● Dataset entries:
- - -

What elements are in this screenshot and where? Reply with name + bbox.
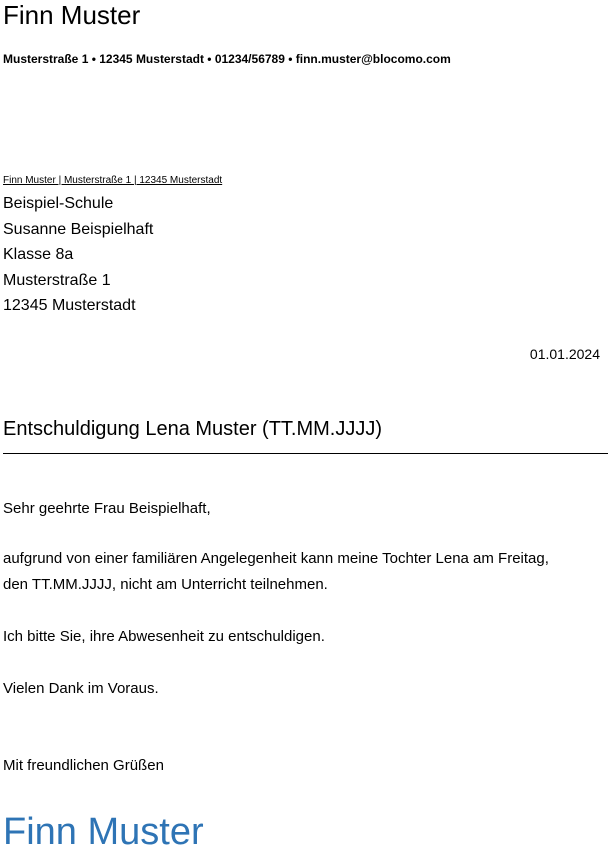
salutation: Sehr geehrte Frau Beispielhaft, — [3, 500, 211, 517]
letter-date: 01.01.2024 — [529, 346, 600, 362]
recipient-line: Beispiel-Schule — [3, 195, 114, 212]
recipient-line: Klasse 8a — [3, 246, 74, 263]
sender-contact-line: Musterstraße 1 • 12345 Musterstadt • 01234/56789 • finn.muster@blocomo.com — [3, 52, 451, 66]
body-paragraph: Ich bitte Sie, ihre Abwesenheit zu entschuldigen. — [3, 628, 325, 645]
recipient-address — [3, 191, 153, 319]
body-paragraph-line: den TT.MM.JJJJ, nicht am Unterricht teilnehmen. — [3, 576, 328, 593]
body-paragraph: Vielen Dank im Voraus. — [3, 680, 159, 697]
letter-subject: Entschuldigung Lena Muster (TT.MM.JJJJ) — [3, 418, 383, 440]
subject-divider — [3, 453, 608, 454]
closing: Mit freundlichen Grüßen — [3, 757, 164, 774]
recipient-line: 12345 Musterstadt — [3, 297, 136, 314]
signature: Finn Muster — [3, 811, 204, 853]
body-paragraph-line: aufgrund von einer familiären Angelegenheit kann meine Tochter Lena am Freitag, — [3, 550, 549, 567]
recipient-line: Susanne Beispielhaft — [3, 220, 154, 238]
recipient-line: Musterstraße 1 — [3, 271, 111, 289]
sender-name: Finn Muster — [3, 0, 141, 30]
return-address-line: Finn Muster | Musterstraße 1 | 12345 Musterstadt — [3, 175, 223, 186]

- - -

● Brief:
Output the part of the material that opens with the line containing "salutation: Sehr geehrte" and closes with the line containing "recipient-address — [3, 191, 153, 319]" as a Markdown table with the columns Row and Line, where Row holds the row number.

● Answer to this task:
| Row | Line |
|---|---|
| 1 | salutation: Sehr geehrte Frau Beispielhaft, — [3, 500, 211, 517] |
| 2 | letter-date: 01.01.2024 — [529, 346, 600, 362] |
| 3 | recipient-line: Beispiel-Schule — [3, 195, 114, 212] |
| 4 | recipient-line: Klasse 8a — [3, 246, 74, 263] |
| 5 | sender-contact-line: Musterstraße 1 • 12345 Musterstadt • 01234/56789 • finn.muster@blocomo.com — [3, 52, 451, 66] |
| 6 | body-paragraph: Ich bitte Sie, ihre Abwesenheit zu entschuldigen. — [3, 628, 325, 645] |
| 7 | recipient-address — [3, 191, 153, 319] |